# GIVEN ENTRIES start

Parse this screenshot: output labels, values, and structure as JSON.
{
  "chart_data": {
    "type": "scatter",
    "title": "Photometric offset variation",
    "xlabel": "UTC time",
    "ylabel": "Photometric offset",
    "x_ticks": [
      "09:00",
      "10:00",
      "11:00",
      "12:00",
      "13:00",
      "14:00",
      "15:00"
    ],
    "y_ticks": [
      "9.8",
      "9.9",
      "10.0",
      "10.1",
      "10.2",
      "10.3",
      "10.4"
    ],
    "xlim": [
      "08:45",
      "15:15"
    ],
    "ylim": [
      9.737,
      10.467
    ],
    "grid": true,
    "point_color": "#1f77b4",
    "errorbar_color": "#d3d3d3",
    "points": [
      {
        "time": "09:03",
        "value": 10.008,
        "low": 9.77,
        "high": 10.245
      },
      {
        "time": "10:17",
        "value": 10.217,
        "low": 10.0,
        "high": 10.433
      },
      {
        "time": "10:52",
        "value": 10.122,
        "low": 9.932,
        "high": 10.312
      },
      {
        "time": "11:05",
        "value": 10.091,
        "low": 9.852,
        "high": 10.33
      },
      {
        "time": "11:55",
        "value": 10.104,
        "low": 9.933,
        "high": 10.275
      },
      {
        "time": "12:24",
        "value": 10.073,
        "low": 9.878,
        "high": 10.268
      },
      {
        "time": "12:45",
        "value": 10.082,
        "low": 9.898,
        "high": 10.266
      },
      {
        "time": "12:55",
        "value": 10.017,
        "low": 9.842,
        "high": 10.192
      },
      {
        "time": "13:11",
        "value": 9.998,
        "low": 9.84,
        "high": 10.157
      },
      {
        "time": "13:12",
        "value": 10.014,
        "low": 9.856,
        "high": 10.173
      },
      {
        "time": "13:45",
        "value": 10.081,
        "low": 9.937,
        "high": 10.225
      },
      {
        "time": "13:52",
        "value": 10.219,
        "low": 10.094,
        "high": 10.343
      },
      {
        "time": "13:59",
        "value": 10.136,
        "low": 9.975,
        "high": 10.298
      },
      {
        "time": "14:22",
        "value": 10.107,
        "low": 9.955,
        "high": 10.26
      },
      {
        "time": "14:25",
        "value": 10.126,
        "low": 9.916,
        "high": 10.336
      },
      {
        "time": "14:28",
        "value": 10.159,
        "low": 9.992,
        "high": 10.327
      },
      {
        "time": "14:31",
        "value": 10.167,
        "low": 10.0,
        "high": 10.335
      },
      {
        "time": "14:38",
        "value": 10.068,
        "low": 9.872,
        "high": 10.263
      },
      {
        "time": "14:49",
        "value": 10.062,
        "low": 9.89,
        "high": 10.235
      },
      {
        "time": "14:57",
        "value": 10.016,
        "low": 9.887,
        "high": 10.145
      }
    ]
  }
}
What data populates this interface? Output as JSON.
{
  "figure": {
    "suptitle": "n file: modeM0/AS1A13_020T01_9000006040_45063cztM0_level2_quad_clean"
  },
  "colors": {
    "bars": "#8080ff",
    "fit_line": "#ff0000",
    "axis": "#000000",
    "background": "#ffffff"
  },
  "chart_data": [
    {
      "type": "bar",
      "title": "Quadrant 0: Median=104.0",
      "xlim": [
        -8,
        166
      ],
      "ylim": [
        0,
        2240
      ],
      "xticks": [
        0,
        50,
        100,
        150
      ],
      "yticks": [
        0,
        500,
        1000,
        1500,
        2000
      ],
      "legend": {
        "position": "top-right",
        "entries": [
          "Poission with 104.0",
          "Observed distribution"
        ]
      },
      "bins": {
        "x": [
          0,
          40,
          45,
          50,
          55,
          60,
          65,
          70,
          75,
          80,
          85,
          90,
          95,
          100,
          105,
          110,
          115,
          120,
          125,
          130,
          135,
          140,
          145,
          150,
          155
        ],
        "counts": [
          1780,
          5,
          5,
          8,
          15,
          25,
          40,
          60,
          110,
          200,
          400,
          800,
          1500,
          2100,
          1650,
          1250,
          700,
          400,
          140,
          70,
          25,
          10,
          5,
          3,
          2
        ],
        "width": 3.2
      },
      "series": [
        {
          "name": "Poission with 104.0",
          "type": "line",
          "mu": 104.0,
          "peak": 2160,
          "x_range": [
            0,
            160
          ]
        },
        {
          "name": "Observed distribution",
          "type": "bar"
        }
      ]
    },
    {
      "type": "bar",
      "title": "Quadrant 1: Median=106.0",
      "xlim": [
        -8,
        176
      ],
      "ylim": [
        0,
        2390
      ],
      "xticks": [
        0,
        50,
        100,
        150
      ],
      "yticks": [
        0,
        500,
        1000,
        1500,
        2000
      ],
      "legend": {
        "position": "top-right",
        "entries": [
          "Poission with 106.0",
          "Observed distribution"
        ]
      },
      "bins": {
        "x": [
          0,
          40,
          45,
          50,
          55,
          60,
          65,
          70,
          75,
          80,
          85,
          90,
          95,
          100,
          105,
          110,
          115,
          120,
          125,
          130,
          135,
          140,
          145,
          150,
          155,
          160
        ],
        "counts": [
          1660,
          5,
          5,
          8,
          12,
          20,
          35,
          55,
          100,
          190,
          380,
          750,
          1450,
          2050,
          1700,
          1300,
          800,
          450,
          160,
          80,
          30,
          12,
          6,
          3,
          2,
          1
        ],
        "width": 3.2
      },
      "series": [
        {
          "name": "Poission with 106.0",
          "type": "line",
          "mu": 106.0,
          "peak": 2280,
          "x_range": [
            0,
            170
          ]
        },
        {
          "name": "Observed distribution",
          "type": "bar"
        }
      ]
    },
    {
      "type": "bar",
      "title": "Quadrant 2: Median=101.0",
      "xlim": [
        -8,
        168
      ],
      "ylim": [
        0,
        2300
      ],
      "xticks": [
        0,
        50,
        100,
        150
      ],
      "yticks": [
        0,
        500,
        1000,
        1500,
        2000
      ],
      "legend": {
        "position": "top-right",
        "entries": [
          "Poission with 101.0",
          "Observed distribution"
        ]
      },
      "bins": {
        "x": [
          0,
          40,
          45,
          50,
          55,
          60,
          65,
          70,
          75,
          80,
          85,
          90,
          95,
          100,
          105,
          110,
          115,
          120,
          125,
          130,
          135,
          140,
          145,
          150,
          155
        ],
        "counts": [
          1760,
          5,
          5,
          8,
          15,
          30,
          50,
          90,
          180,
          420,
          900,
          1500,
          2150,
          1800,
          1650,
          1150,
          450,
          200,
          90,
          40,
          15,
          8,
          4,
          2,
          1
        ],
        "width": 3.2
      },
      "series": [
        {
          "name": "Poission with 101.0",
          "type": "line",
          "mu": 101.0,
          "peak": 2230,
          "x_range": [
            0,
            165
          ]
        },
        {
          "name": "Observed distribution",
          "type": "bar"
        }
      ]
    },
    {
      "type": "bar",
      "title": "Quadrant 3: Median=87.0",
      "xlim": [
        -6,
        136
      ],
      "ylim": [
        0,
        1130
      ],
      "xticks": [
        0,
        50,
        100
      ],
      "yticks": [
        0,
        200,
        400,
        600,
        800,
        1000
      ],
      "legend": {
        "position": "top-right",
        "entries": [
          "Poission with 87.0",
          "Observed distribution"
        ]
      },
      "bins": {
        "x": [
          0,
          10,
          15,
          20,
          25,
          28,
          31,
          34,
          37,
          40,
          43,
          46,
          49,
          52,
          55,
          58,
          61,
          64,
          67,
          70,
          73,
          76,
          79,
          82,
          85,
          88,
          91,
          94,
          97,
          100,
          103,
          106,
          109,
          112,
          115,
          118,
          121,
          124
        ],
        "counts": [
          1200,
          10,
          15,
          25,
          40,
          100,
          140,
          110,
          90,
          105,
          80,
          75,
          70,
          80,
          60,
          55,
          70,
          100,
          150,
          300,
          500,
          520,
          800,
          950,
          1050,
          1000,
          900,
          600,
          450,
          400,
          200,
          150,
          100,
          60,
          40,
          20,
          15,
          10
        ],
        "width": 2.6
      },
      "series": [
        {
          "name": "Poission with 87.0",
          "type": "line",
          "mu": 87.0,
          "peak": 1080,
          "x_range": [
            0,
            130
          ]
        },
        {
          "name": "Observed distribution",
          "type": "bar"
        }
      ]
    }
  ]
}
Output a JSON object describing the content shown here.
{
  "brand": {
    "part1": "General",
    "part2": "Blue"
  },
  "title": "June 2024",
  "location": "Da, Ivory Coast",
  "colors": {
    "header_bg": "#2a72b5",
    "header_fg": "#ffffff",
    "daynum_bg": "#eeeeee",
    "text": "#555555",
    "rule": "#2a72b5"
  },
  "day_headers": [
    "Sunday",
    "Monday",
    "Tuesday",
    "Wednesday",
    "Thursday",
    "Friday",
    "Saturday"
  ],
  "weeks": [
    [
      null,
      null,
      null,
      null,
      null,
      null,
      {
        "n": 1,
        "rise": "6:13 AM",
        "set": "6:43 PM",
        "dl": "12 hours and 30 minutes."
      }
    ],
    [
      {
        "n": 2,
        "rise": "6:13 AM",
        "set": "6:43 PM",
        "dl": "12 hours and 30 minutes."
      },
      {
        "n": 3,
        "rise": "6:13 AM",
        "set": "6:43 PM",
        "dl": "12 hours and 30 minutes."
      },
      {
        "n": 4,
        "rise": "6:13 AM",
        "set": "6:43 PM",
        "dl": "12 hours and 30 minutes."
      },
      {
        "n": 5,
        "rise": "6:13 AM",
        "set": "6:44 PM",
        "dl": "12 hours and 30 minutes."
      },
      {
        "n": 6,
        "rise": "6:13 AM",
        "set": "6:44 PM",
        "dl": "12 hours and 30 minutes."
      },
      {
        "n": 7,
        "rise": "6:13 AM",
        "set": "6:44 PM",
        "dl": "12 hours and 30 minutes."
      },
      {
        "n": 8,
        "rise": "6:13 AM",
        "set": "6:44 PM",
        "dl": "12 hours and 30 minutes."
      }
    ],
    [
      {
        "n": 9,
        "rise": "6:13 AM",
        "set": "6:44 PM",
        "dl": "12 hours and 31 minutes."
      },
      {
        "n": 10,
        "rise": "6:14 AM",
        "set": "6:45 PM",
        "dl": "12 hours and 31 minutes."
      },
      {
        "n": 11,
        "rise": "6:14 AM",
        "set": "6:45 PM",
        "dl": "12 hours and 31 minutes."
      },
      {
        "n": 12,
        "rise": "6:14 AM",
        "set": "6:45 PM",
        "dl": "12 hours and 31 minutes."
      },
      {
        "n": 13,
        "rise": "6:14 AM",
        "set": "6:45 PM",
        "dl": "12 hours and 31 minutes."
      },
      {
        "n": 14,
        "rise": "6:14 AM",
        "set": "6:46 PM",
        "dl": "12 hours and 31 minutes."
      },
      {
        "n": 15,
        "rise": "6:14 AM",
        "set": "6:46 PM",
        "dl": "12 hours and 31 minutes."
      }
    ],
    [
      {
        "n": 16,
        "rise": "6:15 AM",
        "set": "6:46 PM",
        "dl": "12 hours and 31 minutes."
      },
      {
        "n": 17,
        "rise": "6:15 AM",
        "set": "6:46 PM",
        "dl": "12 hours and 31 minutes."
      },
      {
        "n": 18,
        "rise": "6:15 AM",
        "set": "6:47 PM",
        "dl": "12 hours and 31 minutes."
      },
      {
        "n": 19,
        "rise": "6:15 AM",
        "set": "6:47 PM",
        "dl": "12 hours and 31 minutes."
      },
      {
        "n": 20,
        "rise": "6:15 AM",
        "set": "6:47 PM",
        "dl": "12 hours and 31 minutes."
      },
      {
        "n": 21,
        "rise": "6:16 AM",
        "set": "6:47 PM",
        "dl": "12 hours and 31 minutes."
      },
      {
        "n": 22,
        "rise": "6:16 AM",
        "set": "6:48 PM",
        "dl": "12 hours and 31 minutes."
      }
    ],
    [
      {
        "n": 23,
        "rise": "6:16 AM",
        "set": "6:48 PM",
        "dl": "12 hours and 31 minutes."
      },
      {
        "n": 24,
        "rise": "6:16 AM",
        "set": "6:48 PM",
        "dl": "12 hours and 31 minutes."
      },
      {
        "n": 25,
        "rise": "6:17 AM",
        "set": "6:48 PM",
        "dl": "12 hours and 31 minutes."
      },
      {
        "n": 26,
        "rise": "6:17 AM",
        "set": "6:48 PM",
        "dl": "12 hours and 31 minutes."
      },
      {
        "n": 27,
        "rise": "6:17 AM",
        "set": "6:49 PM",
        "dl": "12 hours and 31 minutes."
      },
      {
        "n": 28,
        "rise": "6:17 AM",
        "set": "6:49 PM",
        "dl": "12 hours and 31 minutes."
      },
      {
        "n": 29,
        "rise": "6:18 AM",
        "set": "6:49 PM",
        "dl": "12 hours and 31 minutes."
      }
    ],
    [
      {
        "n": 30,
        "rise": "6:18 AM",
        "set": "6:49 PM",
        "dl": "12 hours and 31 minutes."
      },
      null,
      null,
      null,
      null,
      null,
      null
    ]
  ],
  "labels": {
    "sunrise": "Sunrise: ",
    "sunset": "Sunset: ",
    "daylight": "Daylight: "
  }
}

# GIVEN ENTRIES end

** TASK **
Pull out every line of the records that includes the string "labels".

** WRITTEN SOLUTION **
Parse this screenshot: output labels, values, and structure as JSON.
  "labels": {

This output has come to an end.